■ ТЕКСТ СТРАНИЦЫ:
########
Этих эпизодов, фрагментов наших разговоров, обстоятельств встреч в моей памяти десятки. Месяц вдвоем в Клогаранд, авантюрные полмесяца на Саареме, десять месяцев в Вашингтоне, из них первый – в его доме, и потом по месяцу, по пол, когда, приезжая, останавливался у него, и его наезды ко мне, когда одно лето мы жили в соседних рыбацких деревнях в Латвии, – даже календарно это порядочный кусок жизни. Вася – имя, в России подталкивающее к запанибратству. В юности, молодости, сходя в корешении к Ваське, мы показываем этим такую его простецкость, по сравнению с которой любое наше будет, пожалуй что, и повыше. Предшествуемое союзом «и», оно значит: все, конец, привет, пока – и вася. Падчерица обращалась к нему Василий Петропавлович. Брат моей подруги-англичанки, к которой я его направил, называл Вазелин Аксолотль.
Но я пишу сейчас не воспоминания о нем. Не показания даю, не свидетельство оставляю, не признания делаю. Тоска, желание дать знать ему, отсутствующему, о своей привязанности, надежда, что еще одна сцена растормошит его, замкнувшегося в смерти, приблизит к нему, не подающему о себе вести, – вынуждают оборачиваться к общему прошлому. Считается, что боль любой потери со временем притупляется, утихает. Но есть и такие, когда, наоборот, только обостряется. Промежуток между парализовавшим его инсультом и смертью стал буфером между им живым и мертвым, приучил к тому, что его все меньше, что утекает, уходит. Смерть, похороны были – уже полуумершего, полупохороненного. И вот идет третий год, а его отсутствие я чувствую все более реально, более лично, более вызывающе, жгуче. Хочется произносить беспомощно: он был добрый, умный, веселый, широкий. Родственный. Ни разу не давший возможности себя поблагодарить.
########
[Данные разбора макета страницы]
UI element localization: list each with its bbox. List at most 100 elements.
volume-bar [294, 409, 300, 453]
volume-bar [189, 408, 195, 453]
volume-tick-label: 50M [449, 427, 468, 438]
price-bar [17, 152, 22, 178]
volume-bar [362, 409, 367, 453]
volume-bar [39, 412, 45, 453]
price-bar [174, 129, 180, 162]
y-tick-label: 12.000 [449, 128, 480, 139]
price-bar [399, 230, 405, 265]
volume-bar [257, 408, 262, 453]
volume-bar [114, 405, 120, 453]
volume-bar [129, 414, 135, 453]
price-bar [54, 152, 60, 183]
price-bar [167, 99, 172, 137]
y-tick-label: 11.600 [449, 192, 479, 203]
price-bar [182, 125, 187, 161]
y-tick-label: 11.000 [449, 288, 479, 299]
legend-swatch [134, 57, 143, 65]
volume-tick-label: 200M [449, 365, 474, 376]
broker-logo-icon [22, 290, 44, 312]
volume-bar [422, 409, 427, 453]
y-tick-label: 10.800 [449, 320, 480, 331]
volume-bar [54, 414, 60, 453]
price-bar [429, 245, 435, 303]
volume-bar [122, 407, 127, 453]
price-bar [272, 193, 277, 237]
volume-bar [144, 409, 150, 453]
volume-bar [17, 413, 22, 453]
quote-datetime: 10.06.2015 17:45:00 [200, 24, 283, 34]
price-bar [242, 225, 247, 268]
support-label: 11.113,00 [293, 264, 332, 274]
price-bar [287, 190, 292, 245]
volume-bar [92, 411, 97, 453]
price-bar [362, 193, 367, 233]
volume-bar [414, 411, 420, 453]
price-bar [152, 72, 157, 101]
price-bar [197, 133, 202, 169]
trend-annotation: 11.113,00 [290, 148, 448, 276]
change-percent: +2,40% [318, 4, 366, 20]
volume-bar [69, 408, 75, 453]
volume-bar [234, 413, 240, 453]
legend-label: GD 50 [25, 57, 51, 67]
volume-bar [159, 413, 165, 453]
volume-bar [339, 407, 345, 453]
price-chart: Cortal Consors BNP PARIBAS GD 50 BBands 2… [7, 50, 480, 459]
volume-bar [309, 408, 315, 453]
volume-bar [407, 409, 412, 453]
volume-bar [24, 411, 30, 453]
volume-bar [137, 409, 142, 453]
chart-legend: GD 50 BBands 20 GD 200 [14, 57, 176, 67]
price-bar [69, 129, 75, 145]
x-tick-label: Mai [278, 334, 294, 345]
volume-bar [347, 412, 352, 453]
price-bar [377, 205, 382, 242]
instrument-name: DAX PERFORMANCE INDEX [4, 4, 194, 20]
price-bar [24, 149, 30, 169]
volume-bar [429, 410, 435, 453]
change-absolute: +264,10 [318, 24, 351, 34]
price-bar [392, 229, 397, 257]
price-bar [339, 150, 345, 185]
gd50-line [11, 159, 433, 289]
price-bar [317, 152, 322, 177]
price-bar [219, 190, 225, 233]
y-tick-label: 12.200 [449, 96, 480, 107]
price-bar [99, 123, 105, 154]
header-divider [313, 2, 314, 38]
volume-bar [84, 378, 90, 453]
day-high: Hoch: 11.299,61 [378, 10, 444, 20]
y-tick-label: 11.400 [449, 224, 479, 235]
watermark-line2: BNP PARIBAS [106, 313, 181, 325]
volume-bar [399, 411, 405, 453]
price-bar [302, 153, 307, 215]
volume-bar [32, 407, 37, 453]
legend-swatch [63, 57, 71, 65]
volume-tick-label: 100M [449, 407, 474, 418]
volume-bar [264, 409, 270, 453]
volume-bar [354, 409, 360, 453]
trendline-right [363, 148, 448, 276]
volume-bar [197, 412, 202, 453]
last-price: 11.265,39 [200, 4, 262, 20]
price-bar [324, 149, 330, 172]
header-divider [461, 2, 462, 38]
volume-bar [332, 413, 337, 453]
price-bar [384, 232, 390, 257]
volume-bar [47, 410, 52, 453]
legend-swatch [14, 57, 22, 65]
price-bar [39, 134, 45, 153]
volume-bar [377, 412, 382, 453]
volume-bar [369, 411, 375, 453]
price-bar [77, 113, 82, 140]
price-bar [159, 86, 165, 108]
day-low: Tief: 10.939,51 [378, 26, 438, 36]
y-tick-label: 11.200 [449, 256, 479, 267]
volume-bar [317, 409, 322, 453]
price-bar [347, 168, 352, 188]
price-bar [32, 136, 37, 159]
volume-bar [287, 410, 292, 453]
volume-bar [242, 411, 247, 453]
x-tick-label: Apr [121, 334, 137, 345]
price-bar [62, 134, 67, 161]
########
■ ЗАДАНИЯ:
A: Выпишите из текста о Васе все качества, перечисленные в предложении, которое начинается словами «Хочется произносить беспомощно».
B: Продолжите текст о Васе после его последнего предложения.

■ ОТВЕТЫ:
A: добрый, умный, веселый, широкий

B:
[К 70-летию][21]
Василий Аксенов из тех писателей, у которых есть талант опережать время на день, на месяц, на год. Угадать ближайшее будущее ему интереснее, нежели оценить прошлое. Этим во многом объясняется успех, которым были встречены первые его сочинения и который сопровождает его книги до сих пор. Читателям не хватает – или кажется, что не хватает – какой-то малости, чтобы понять, что тип завтрашнего дня – вот этот, мысль завтрашнего дня – вот эта, стиль завтрашнего дня – вот такой. А не тот, не та, не этакий, модные сегодня. Наткнувшись на них в книге, читатель принимает их без обсуждения, как будто всегда знал, что оно так, и назавтра без сомнений утверждает их. Сам. Таким образом, писатель, вроде Аксенова, наполовину опознает имеющее быть и предлагает его для опознания другим – наполовину научает других, что́именно следует им выбрать и установить.
Я написал «вроде Аксенова» не потому, что знаю в России последних десятилетий еще кого-то, наделенного даром такого качества, а лишь для того, чтобы определить ряд писателей, в который он входит. Время от времени они появляются и пользуются особым спросом. Потом заменяются следующими – подобной же отмеченности. Аксенов уже пятое десятилетие остается на месте, которое занял от начала. «Ожог» значил для 1970-х то же, что «Коллеги» и «Звездный билет» для 60-х. Книги, написанные в эмиграции и дошедшие до России в 90-х, то же, что его радиопрограммы, доносившиеся из эфира в 80-х. Сейчас, в 2000-х, он и как писатель, и как общественная фигура оказался в новом амплуа: на фоне широковещательных, безостановочных и тем самым стирающих друг друга предсказаний он стал выразителем здравого смысла, основательности и взвешенности суждений, порождаемых проницательностью и проверенных жизненным опытом.